◆ **Supplied records**
++++++++
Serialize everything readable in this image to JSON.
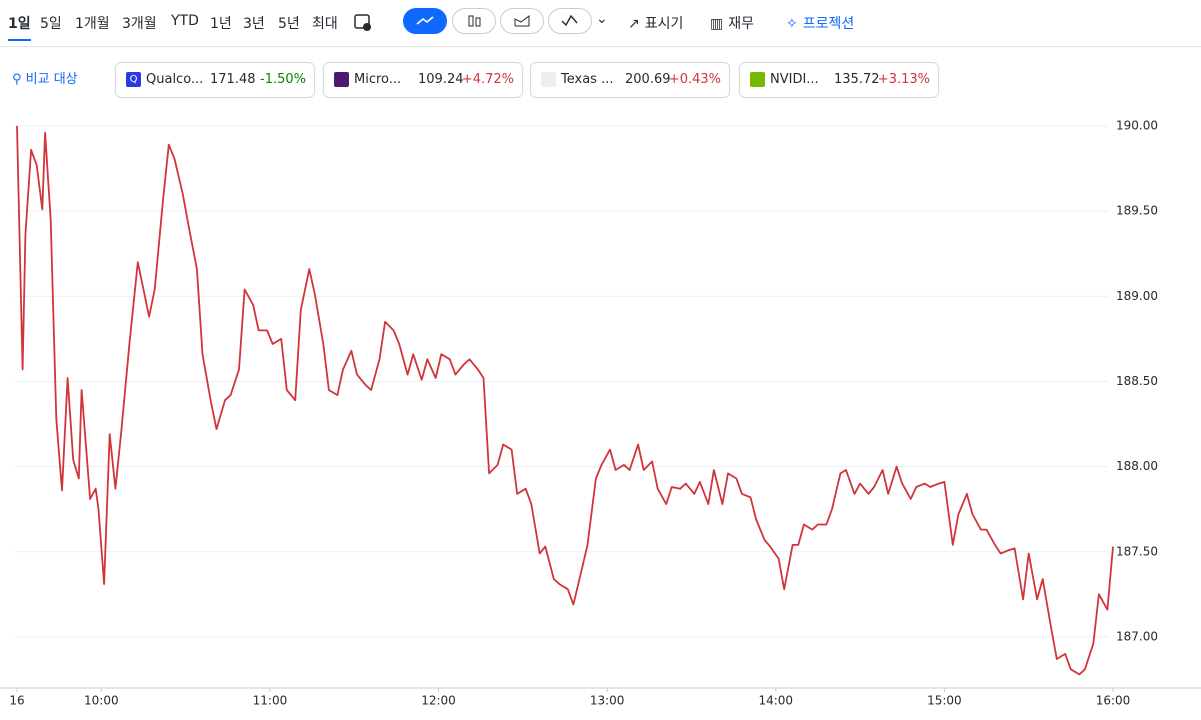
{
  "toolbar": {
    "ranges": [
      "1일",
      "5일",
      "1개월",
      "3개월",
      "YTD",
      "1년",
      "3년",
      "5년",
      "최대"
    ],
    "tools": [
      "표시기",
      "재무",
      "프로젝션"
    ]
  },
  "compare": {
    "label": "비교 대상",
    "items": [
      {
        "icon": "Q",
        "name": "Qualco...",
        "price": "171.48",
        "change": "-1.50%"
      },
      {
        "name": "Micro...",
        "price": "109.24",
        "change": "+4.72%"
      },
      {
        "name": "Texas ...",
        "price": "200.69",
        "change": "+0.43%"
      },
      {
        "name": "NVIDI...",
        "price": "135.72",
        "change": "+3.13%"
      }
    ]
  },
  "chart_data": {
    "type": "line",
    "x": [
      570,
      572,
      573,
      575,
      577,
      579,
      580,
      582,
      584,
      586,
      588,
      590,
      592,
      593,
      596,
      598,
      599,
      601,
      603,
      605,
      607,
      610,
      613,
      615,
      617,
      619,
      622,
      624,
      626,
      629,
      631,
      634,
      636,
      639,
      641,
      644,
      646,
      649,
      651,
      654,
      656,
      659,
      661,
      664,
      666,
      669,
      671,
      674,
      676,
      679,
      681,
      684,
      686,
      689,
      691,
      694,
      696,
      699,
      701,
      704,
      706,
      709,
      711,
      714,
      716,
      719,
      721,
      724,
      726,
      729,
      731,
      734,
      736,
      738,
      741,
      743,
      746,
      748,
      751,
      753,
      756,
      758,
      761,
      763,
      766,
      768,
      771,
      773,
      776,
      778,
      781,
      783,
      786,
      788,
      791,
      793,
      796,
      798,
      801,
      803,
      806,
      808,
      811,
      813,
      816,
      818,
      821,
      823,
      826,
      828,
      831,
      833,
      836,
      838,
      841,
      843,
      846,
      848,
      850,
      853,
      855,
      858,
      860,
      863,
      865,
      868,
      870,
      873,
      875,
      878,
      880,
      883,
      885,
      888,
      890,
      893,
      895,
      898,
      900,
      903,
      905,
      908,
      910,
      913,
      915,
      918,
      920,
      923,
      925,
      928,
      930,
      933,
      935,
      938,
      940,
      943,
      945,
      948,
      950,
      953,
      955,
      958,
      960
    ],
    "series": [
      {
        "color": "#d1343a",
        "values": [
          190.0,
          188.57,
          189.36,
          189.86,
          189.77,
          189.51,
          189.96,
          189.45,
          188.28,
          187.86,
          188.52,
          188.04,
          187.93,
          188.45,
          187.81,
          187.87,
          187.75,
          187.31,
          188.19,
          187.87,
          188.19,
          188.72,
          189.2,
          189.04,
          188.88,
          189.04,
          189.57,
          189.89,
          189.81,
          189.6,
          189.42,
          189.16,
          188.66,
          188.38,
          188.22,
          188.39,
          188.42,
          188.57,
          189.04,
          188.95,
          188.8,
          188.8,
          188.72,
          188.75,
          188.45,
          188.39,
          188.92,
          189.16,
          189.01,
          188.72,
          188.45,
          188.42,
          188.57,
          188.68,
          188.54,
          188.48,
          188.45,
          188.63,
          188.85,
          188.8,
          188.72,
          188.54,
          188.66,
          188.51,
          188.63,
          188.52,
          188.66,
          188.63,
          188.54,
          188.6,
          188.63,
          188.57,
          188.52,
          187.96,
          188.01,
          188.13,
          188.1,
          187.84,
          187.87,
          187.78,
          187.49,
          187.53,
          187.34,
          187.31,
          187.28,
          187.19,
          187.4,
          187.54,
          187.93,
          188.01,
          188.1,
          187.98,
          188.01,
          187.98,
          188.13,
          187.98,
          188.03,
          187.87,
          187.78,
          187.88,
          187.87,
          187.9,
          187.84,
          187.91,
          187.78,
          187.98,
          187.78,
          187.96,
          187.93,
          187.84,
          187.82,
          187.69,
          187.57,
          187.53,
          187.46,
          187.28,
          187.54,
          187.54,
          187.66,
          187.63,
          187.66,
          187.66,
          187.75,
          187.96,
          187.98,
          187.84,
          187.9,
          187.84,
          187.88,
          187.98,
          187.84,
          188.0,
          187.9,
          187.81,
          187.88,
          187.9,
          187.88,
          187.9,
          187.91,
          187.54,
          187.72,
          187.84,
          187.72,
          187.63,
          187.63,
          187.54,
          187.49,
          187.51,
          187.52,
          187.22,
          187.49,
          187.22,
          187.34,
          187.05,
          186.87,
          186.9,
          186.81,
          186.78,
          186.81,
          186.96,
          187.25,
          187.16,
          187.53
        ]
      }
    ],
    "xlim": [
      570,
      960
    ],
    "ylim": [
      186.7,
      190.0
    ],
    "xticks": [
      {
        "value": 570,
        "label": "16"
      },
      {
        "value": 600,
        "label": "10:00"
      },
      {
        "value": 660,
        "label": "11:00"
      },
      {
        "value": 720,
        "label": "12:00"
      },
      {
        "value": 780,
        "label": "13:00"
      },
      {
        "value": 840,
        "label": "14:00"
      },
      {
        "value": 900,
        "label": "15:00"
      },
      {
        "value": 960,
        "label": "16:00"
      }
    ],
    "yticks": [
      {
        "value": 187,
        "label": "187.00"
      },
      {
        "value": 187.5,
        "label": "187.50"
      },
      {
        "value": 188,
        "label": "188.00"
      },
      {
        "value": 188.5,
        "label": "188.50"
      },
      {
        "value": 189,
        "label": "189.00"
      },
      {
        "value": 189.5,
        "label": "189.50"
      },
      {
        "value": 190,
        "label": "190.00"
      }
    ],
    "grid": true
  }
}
++++++++
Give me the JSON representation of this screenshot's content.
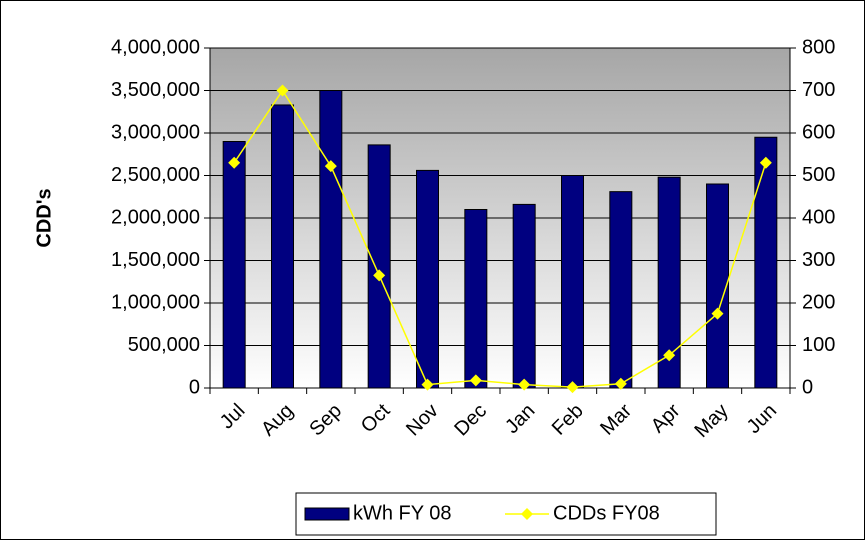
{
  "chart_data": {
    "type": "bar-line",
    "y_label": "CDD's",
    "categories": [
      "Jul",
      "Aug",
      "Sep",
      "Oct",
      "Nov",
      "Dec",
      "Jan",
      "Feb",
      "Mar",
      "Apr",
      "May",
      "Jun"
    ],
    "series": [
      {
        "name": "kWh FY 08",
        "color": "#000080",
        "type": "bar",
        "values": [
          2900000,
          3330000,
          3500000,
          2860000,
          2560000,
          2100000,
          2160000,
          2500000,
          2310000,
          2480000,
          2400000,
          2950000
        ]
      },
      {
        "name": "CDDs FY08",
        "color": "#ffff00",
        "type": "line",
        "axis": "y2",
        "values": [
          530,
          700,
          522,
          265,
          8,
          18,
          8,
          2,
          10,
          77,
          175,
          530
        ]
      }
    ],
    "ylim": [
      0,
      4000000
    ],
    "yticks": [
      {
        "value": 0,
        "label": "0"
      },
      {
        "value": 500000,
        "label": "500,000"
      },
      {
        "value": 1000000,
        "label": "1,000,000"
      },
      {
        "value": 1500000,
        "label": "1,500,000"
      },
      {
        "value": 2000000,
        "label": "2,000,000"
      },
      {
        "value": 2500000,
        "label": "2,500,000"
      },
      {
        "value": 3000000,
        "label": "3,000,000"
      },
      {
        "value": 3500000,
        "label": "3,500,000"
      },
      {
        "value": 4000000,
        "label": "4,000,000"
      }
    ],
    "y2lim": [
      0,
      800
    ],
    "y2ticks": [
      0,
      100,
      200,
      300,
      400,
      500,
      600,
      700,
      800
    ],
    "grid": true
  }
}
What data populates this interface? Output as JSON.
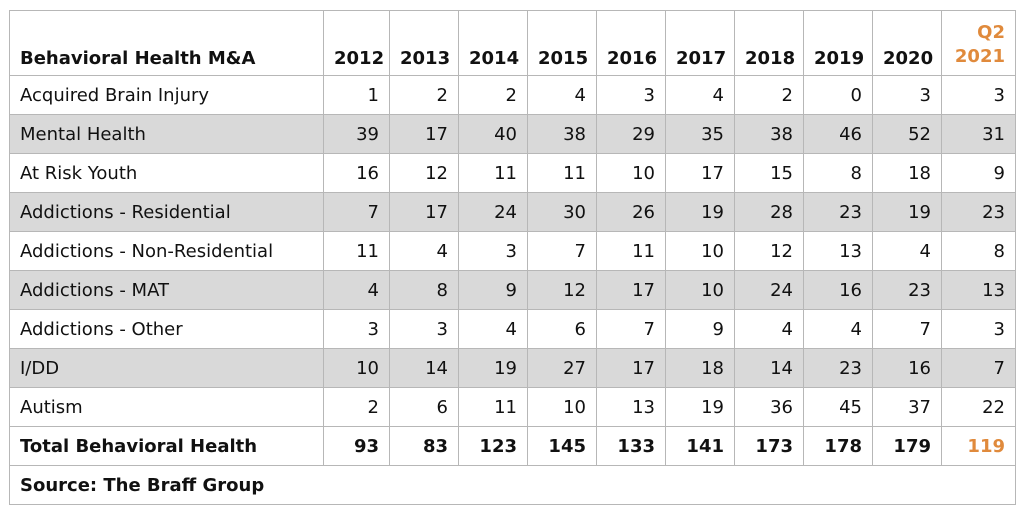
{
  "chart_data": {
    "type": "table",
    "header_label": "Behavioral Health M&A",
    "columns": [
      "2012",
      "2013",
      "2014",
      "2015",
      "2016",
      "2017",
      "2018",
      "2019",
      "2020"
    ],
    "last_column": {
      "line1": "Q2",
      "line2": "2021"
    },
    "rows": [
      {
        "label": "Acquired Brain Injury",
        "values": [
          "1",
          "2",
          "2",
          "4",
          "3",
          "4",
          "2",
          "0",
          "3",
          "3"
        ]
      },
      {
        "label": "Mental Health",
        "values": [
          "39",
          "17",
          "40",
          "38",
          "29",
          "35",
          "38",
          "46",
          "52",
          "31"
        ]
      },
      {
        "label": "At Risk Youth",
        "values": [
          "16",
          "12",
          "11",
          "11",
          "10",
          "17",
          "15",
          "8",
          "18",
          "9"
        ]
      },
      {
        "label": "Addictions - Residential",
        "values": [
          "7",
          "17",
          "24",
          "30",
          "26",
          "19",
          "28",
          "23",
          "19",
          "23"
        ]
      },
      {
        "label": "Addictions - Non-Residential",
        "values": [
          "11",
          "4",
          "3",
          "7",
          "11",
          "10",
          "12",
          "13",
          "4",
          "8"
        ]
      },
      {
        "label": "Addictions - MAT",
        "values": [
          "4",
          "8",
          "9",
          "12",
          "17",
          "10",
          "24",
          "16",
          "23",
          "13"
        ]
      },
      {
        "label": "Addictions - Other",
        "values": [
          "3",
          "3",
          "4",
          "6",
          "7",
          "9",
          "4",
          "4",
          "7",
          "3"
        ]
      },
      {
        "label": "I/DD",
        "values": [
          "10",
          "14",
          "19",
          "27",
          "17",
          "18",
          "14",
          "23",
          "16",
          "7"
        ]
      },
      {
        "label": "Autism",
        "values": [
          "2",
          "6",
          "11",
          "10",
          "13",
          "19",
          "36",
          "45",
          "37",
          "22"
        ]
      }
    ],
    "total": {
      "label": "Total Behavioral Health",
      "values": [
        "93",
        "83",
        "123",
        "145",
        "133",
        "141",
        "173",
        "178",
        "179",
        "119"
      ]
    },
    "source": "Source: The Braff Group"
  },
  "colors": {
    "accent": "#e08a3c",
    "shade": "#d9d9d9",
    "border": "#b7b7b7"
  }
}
++++++++
◆ **Brief**
How many lines in the records above contain the word "type"? Reply with the number and nothing more.

◆ **The reply**
5